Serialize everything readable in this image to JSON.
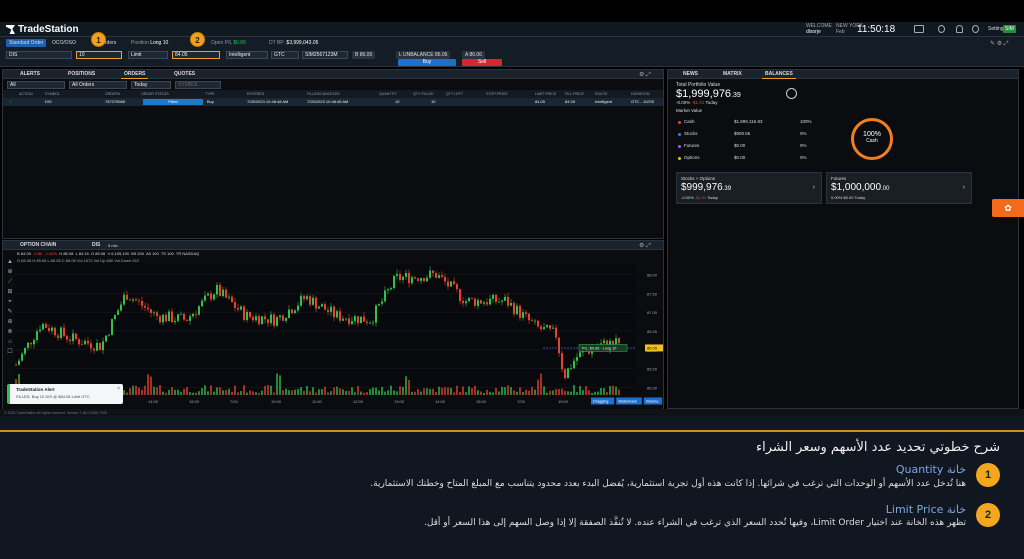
{
  "app": {
    "brand": "TradeStation",
    "clock": "11:50:18",
    "welcome_label": "WELCOME",
    "user": "dlsorje",
    "ny_time_label": "NEW YORK",
    "ny_date": "Feb",
    "settings": "Settings",
    "sim": "SIM"
  },
  "order_bar": {
    "order_type_tab": "Standard Order",
    "oco_tab": "OCO/OSO",
    "extra_tab": "Orders",
    "position_label": "Position",
    "position_value": "Long 10",
    "open_pl_label": "Open P/L",
    "open_pl_value": "$0.65",
    "bp_label": "DT BP:",
    "bp_value": "$3,999,043.05",
    "symbol": "DIS",
    "quantity": "10",
    "order_type": "Limit",
    "limit_price": "84.05",
    "route": "Intelligent",
    "duration": "GTC",
    "account": "SIM2567123M",
    "bid_label": "B",
    "bid_value": "86.00",
    "unbalance_label": "L UNBALANCE",
    "unbalance_value": "86.06",
    "ask_label": "A",
    "ask_value": "86.06",
    "buy": "Buy",
    "sell": "Sell"
  },
  "badges": [
    "1",
    "2"
  ],
  "orders_panel": {
    "tabs": [
      "ALERTS",
      "POSITIONS",
      "ORDERS",
      "QUOTES"
    ],
    "filter_all": "All",
    "filter_orders": "All Orders",
    "filter_today": "Today",
    "symbol_placeholder": "SYMBOL",
    "headers": [
      "ACTION",
      "SYMBOL",
      "ORDER#",
      "ORDER STATUS",
      "TYPE",
      "ENTERED",
      "FILLED/CANCELED",
      "QUANTITY",
      "QTY FILLED",
      "QTY LEFT",
      "STOP PRICE",
      "LIMIT PRICE",
      "FILL PRICE",
      "ROUTE",
      "DURATION"
    ],
    "row": {
      "action": "",
      "symbol": "DIS",
      "order": "787375565",
      "status": "Filled",
      "type": "Buy",
      "entered": "7/25/2023 10:48:48 AM",
      "filled": "7/25/2023 10:48:48 AM",
      "quantity": "10",
      "qty_filled": "10",
      "qty_left": "",
      "stop": "",
      "limit": "84.05",
      "fill": "84.05",
      "route": "Intelligent",
      "duration": "GTC - 10/23/"
    }
  },
  "chart_panel": {
    "tabs": [
      "OPTION CHAIN",
      "DIS",
      "5 min"
    ],
    "quote_strip": [
      "B 84.05",
      "-0.86",
      "-1.06%",
      "H 86.08",
      "L 84.15",
      "O 85.08",
      "V 6,105,100",
      "B5 200",
      "A5 100",
      "TS 100",
      "TR NASDAQ"
    ],
    "ohlc": "O 85.05  H 85.06  L 85.06  C 85.05  Vol 1572  Vol Up 650  Vol Down 922",
    "price_ticks": [
      "88.00",
      "87.50",
      "87.00",
      "86.50",
      "86.00",
      "85.50",
      "85.00"
    ],
    "time_ticks": [
      "7/21",
      "12:00",
      "13:00",
      "14:00",
      "15:00",
      "7/24",
      "10:00",
      "11:00",
      "12:00",
      "13:00",
      "14:00",
      "15:00",
      "7/25",
      "10:00",
      "11:00"
    ],
    "position_label": "P/L: $0.65 · Long 10",
    "price_marker": "86.05",
    "alert_title": "TradeStation Alert",
    "alert_text": "FILLED: Buy 10 DIS @ $84.05 Limit GTC",
    "bottom_btns": [
      "Dragging",
      "Watermark",
      "Volume"
    ],
    "footer": "© 2023 TradeStation   All rights reserved.   Version 7.38.0.0455.7005"
  },
  "balances_panel": {
    "tabs": [
      "NEWS",
      "MATRIX",
      "BALANCES"
    ],
    "title": "Total Portfolio Value",
    "value": "$1,999,976",
    "value_cents": ".39",
    "change": "-0.00%",
    "change_amt": "-$1.01",
    "change_period": "Today",
    "market_value_label": "Market Value",
    "items": [
      {
        "name": "Cash",
        "amount": "$1,999,115.93",
        "pct": "100%",
        "color": "#e8412c"
      },
      {
        "name": "Stocks",
        "amount": "$900.55",
        "pct": "0%",
        "color": "#2f7fe0"
      },
      {
        "name": "Futures",
        "amount": "$0.00",
        "pct": "0%",
        "color": "#9c5ee0"
      },
      {
        "name": "Options",
        "amount": "$0.00",
        "pct": "0%",
        "color": "#e8c12c"
      }
    ],
    "ring_pct": "100%",
    "ring_label": "Cash",
    "card1": {
      "title": "Stocks + Options",
      "value": "$999,976",
      "cents": ".39",
      "change": "-0.00%",
      "change_amt": "-$1.01",
      "period": "Today"
    },
    "card2": {
      "title": "Futures",
      "value": "$1,000,000",
      "cents": ".00",
      "change": "0.00%",
      "change_amt": "$0.00",
      "period": "Today"
    }
  },
  "explanation": {
    "heading": "شرح خطوتي تحديد عدد الأسهم وسعر الشراء",
    "steps": [
      {
        "num": "1",
        "title": "خانة Quantity",
        "text": "هنا تُدخل عدد الأسهم أو الوحدات التي ترغب في شرائها. إذا كانت هذه أول تجربة استثمارية، يُفضل البدء بعدد محدود يتناسب مع المبلغ المتاح وخطتك الاستثمارية."
      },
      {
        "num": "2",
        "title": "خانة Limit Price",
        "text": "تظهر هذه الخانة عند اختيار Limit Order، وفيها تُحدد السعر الذي ترغب في الشراء عنده. لا تُنفَّذ الصفقة إلا إذا وصل السهم إلى هذا السعر أو أقل."
      }
    ]
  },
  "colors": {
    "accent": "#f0a020",
    "up": "#2ec24a",
    "down": "#e8412c",
    "blue": "#1f7ac9"
  }
}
☆ ☆ ☆ ☆ ☆
» What to produce:
Scan the records above for the string "الشراء", then report every line that contains it.

» Solution below:
    "heading": "شرح خطوتي تحديد عدد الأسهم وسعر الشراء",
        "text": "تظهر هذه الخانة عند اختيار Limit Order، وفيها تُحدد السعر الذي ترغب في الشراء عنده. لا تُنفَّذ الصفقة إلا إذا وصل السهم إلى هذا السعر أو أقل."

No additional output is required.